**WRITTEN REQUEST:** Provide nothing but the number of lines containing the string "grca".

**Chart and figure data:**
* BEGIN *
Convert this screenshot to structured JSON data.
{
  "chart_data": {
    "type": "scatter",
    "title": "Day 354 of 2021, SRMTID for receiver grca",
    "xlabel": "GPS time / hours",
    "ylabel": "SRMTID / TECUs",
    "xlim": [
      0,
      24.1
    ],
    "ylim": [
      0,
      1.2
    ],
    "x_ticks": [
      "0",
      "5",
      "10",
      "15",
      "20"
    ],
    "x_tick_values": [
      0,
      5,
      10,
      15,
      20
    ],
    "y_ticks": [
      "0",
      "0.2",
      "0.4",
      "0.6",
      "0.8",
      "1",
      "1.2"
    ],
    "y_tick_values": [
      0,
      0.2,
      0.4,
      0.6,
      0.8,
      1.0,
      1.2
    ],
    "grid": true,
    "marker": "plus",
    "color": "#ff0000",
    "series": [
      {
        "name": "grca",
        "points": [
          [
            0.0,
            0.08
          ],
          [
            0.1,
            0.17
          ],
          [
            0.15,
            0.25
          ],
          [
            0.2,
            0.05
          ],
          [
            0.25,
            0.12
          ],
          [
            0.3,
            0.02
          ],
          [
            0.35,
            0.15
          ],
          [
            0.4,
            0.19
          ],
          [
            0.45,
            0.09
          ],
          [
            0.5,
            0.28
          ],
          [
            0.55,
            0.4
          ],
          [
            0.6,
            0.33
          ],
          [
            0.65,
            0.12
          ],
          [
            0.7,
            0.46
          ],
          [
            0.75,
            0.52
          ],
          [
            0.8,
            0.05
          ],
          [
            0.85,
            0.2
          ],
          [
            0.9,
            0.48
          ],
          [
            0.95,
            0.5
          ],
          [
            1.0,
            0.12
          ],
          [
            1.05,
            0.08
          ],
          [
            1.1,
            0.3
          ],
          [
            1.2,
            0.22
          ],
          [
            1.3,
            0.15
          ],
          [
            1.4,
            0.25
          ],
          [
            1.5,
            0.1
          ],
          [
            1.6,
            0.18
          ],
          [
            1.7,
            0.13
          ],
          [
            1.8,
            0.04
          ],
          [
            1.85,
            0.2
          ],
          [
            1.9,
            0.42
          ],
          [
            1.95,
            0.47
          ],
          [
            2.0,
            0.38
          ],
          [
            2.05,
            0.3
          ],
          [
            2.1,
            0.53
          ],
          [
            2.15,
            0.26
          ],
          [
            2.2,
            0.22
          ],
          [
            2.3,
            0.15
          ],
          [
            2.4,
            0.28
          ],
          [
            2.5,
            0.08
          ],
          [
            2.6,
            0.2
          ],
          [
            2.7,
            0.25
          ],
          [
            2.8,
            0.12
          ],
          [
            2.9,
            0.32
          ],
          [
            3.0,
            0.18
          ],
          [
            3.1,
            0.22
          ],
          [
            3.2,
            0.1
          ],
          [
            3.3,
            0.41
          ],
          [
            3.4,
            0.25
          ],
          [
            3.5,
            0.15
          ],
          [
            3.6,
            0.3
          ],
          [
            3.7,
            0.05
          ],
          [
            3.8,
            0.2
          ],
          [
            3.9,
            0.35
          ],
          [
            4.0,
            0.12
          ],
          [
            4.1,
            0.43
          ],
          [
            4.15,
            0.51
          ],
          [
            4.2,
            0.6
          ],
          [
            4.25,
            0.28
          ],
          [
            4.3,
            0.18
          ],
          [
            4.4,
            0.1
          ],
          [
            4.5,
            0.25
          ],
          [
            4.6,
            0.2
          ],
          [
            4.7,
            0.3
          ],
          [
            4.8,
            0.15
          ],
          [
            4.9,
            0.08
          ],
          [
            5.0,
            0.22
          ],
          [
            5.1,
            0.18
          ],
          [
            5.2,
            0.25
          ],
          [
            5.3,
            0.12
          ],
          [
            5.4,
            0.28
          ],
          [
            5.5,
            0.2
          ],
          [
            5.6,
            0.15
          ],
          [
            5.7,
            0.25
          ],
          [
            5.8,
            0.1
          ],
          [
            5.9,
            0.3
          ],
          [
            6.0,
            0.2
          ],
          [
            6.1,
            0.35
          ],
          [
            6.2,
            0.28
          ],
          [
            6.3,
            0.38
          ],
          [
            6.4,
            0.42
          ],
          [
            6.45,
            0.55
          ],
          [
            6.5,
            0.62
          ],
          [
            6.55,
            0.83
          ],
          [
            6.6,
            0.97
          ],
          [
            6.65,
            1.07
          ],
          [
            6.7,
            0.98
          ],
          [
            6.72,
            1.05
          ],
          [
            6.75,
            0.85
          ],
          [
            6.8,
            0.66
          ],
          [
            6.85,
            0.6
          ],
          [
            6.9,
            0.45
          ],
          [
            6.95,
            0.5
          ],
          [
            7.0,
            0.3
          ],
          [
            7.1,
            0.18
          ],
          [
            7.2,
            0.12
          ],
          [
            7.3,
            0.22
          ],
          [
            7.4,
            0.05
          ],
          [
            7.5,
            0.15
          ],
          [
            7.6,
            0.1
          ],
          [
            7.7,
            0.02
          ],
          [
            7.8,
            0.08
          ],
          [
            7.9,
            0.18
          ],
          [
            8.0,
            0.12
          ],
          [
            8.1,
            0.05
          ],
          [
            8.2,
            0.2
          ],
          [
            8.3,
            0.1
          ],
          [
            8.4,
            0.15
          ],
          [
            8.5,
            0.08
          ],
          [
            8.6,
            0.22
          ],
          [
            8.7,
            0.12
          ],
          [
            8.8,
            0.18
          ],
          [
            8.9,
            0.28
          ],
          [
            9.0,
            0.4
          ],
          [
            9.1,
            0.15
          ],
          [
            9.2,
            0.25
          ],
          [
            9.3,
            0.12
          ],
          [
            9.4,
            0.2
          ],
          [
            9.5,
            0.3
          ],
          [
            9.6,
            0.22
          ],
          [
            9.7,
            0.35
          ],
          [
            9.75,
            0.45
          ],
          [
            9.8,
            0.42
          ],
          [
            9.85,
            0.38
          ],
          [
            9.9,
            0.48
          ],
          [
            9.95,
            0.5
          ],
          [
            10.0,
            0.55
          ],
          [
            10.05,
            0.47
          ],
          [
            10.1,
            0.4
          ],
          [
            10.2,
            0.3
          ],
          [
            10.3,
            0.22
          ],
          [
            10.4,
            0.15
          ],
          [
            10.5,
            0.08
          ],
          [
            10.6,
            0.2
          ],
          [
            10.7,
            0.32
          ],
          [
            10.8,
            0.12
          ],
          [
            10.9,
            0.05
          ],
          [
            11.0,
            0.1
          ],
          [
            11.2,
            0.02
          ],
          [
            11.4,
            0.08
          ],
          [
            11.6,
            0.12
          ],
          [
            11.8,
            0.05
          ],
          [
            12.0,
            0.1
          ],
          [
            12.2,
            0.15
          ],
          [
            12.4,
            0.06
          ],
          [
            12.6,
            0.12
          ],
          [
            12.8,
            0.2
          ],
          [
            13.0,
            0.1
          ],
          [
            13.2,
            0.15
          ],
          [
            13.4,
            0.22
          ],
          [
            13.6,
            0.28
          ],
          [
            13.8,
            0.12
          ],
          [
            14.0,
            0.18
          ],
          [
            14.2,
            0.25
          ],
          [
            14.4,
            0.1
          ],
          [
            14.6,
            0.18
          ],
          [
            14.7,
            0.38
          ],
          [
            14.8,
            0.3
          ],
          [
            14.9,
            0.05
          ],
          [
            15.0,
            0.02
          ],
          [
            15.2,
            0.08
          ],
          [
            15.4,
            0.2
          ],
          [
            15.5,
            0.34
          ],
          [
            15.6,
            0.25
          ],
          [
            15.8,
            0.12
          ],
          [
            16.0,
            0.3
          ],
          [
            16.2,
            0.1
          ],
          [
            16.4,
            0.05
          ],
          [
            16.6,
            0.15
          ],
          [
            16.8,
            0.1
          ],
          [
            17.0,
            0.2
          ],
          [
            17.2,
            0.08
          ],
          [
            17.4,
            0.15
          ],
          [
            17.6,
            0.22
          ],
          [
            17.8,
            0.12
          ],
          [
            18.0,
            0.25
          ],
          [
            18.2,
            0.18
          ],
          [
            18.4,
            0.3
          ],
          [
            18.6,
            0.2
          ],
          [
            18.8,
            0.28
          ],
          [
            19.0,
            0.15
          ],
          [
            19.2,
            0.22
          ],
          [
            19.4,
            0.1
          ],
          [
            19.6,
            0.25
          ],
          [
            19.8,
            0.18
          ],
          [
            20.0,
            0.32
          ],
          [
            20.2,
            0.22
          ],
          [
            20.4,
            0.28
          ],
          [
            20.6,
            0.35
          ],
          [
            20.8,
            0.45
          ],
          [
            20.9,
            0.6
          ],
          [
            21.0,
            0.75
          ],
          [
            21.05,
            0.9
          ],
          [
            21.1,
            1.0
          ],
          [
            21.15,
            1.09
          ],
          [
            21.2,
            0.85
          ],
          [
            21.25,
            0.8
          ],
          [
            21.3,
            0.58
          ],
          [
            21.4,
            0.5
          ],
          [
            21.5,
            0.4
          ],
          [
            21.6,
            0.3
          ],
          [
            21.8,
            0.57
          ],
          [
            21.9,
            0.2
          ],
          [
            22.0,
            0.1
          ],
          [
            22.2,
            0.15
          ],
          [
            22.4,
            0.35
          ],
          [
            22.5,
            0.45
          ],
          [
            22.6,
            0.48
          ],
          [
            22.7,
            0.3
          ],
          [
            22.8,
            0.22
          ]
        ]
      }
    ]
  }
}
* END *
**RESPONSE TO THIS TASK:** 2